[Data entries]
____________________

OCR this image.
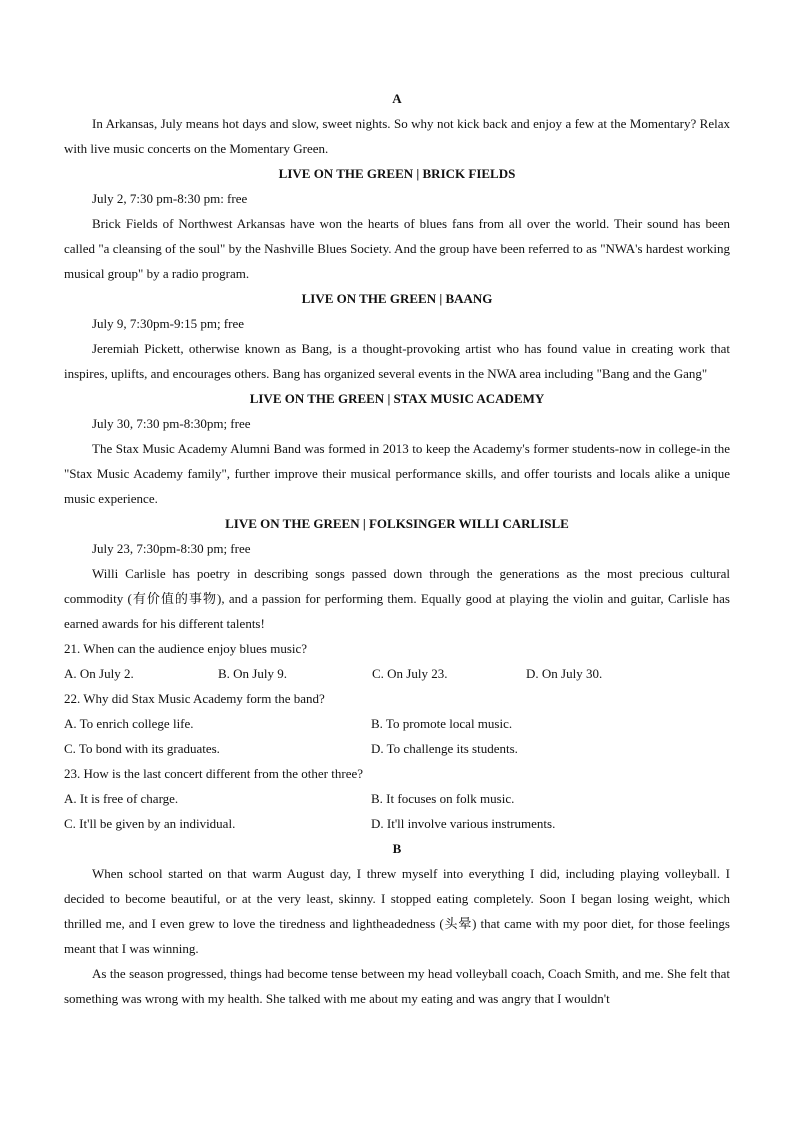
A

In Arkansas, July means hot days and slow, sweet nights. So why not kick back and enjoy a few at the Momentary? Relax with live music concerts on the Momentary Green.

LIVE ON THE GREEN | BRICK FIELDS

July 2, 7:30 pm-8:30 pm: free

Brick Fields of Northwest Arkansas have won the hearts of blues fans from all over the world. Their sound has been called "a cleansing of the soul" by the Nashville Blues Society. And the group have been referred to as "NWA's hardest working musical group" by a radio program.

LIVE ON THE GREEN | BAANG

July 9, 7:30pm-9:15 pm; free

Jeremiah Pickett, otherwise known as Bang, is a thought-provoking artist who has found value in creating work that inspires, uplifts, and encourages others. Bang has organized several events in the NWA area including "Bang and the Gang"

LIVE ON THE GREEN | STAX MUSIC ACADEMY

July 30, 7:30 pm-8:30pm; free

The Stax Music Academy Alumni Band was formed in 2013 to keep the Academy's former students-now in college-in the "Stax Music Academy family", further improve their musical performance skills, and offer tourists and locals alike a unique music experience.

LIVE ON THE GREEN | FOLKSINGER WILLI CARLISLE

July 23, 7:30pm-8:30 pm; free

Willi Carlisle has poetry in describing songs passed down through the generations as the most precious cultural commodity (有价值的事物), and a passion for performing them. Equally good at playing the violin and guitar, Carlisle has earned awards for his different talents!

21. When can the audience enjoy blues music?

A. On July 2.	B. On July 9.	C. On July 23.	D. On July 30.

22. Why did Stax Music Academy form the band?

A. To enrich college life.	B. To promote local music.
C. To bond with its graduates.	D. To challenge its students.

23. How is the last concert different from the other three?

A. It is free of charge.	B. It focuses on folk music.
C. It'll be given by an individual.	D. It'll involve various instruments.

B

When school started on that warm August day, I threw myself into everything I did, including playing volleyball. I decided to become beautiful, or at the very least, skinny. I stopped eating completely. Soon I began losing weight, which thrilled me, and I even grew to love the tiredness and lightheadedness (头晕) that came with my poor diet, for those feelings meant that I was winning.

As the season progressed, things had become tense between my head volleyball coach, Coach Smith, and me. She felt that something was wrong with my health. She talked with me about my eating and was angry that I wouldn't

____________________

▸ **To do**
Return all of the entries exactly as written, but drop any pictures they hold.

▸ **Result**
OCR this image.
A

In Arkansas, July means hot days and slow, sweet nights. So why not kick back and enjoy a few at the Momentary? Relax with live music concerts on the Momentary Green.

LIVE ON THE GREEN | BRICK FIELDS

July 2, 7:30 pm-8:30 pm: free

Brick Fields of Northwest Arkansas have won the hearts of blues fans from all over the world. Their sound has been called "a cleansing of the soul" by the Nashville Blues Society. And the group have been referred to as "NWA's hardest working musical group" by a radio program.

LIVE ON THE GREEN | BAANG

July 9, 7:30pm-9:15 pm; free

Jeremiah Pickett, otherwise known as Bang, is a thought-provoking artist who has found value in creating work that inspires, uplifts, and encourages others. Bang has organized several events in the NWA area including "Bang and the Gang"

LIVE ON THE GREEN | STAX MUSIC ACADEMY

July 30, 7:30 pm-8:30pm; free

The Stax Music Academy Alumni Band was formed in 2013 to keep the Academy's former students-now in college-in the "Stax Music Academy family", further improve their musical performance skills, and offer tourists and locals alike a unique music experience.

LIVE ON THE GREEN | FOLKSINGER WILLI CARLISLE

July 23, 7:30pm-8:30 pm; free

Willi Carlisle has poetry in describing songs passed down through the generations as the most precious cultural commodity (有价值的事物), and a passion for performing them. Equally good at playing the violin and guitar, Carlisle has earned awards for his different talents!

21. When can the audience enjoy blues music?

A. On July 2.	B. On July 9.	C. On July 23.	D. On July 30.

22. Why did Stax Music Academy form the band?

A. To enrich college life.	B. To promote local music.
C. To bond with its graduates.	D. To challenge its students.

23. How is the last concert different from the other three?

A. It is free of charge.	B. It focuses on folk music.
C. It'll be given by an individual.	D. It'll involve various instruments.

B

When school started on that warm August day, I threw myself into everything I did, including playing volleyball. I decided to become beautiful, or at the very least, skinny. I stopped eating completely. Soon I began losing weight, which thrilled me, and I even grew to love the tiredness and lightheadedness (头晕) that came with my poor diet, for those feelings meant that I was winning.

As the season progressed, things had become tense between my head volleyball coach, Coach Smith, and me. She felt that something was wrong with my health. She talked with me about my eating and was angry that I wouldn't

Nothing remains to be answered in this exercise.